Written exercise:
Carry none of the pictures over; set down the material below exactly.

Source records:
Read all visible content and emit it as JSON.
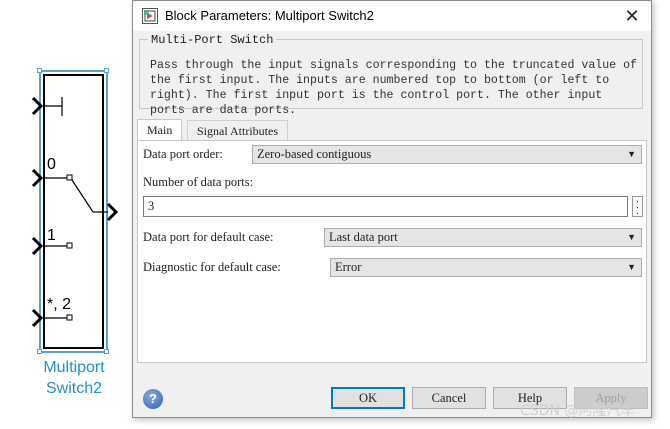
{
  "model": {
    "block_name_line1": "Multiport",
    "block_name_line2": "Switch2",
    "port_labels": [
      "0",
      "1",
      "*, 2"
    ]
  },
  "dialog": {
    "title": "Block Parameters: Multiport Switch2",
    "icons": {
      "title": "simulink-block-icon",
      "close": "close-icon",
      "help": "help-icon"
    },
    "group_title": "Multi-Port Switch",
    "description": "Pass through the input signals corresponding to the truncated value of the first input. The inputs are numbered top to bottom (or left to right). The first input port is the control port. The other input ports are data ports.",
    "tabs": {
      "main": "Main",
      "signal": "Signal Attributes"
    },
    "fields": {
      "data_port_order_label": "Data port order:",
      "data_port_order_value": "Zero-based contiguous",
      "num_ports_label": "Number of data ports:",
      "num_ports_value": "3",
      "default_case_label": "Data port for default case:",
      "default_case_value": "Last data port",
      "diagnostic_label": "Diagnostic for default case:",
      "diagnostic_value": "Error"
    },
    "buttons": {
      "ok": "OK",
      "cancel": "Cancel",
      "help": "Help",
      "apply": "Apply"
    }
  },
  "watermark": "CSDN @阿隆汽车",
  "colors": {
    "selection": "#5aa0d8",
    "block_name": "#1f8fd6",
    "ok_border": "#0078d7"
  }
}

Finished answer:
Read all visible content and emit it as JSON.
{
  "model": {
    "block_name_line1": "Multiport",
    "block_name_line2": "Switch2",
    "port_labels": [
      "0",
      "1",
      "*, 2"
    ]
  },
  "dialog": {
    "title": "Block Parameters: Multiport Switch2",
    "icons": {
      "title": "simulink-block-icon",
      "close": "close-icon",
      "help": "help-icon"
    },
    "group_title": "Multi-Port Switch",
    "description": "Pass through the input signals corresponding to the truncated value of the first input. The inputs are numbered top to bottom (or left to right). The first input port is the control port. The other input ports are data ports.",
    "tabs": {
      "main": "Main",
      "signal": "Signal Attributes"
    },
    "fields": {
      "data_port_order_label": "Data port order:",
      "data_port_order_value": "Zero-based contiguous",
      "num_ports_label": "Number of data ports:",
      "num_ports_value": "3",
      "default_case_label": "Data port for default case:",
      "default_case_value": "Last data port",
      "diagnostic_label": "Diagnostic for default case:",
      "diagnostic_value": "Error"
    },
    "buttons": {
      "ok": "OK",
      "cancel": "Cancel",
      "help": "Help",
      "apply": "Apply"
    }
  },
  "watermark": "CSDN @阿隆汽车",
  "colors": {
    "selection": "#5aa0d8",
    "block_name": "#1f8fd6",
    "ok_border": "#0078d7"
  }
}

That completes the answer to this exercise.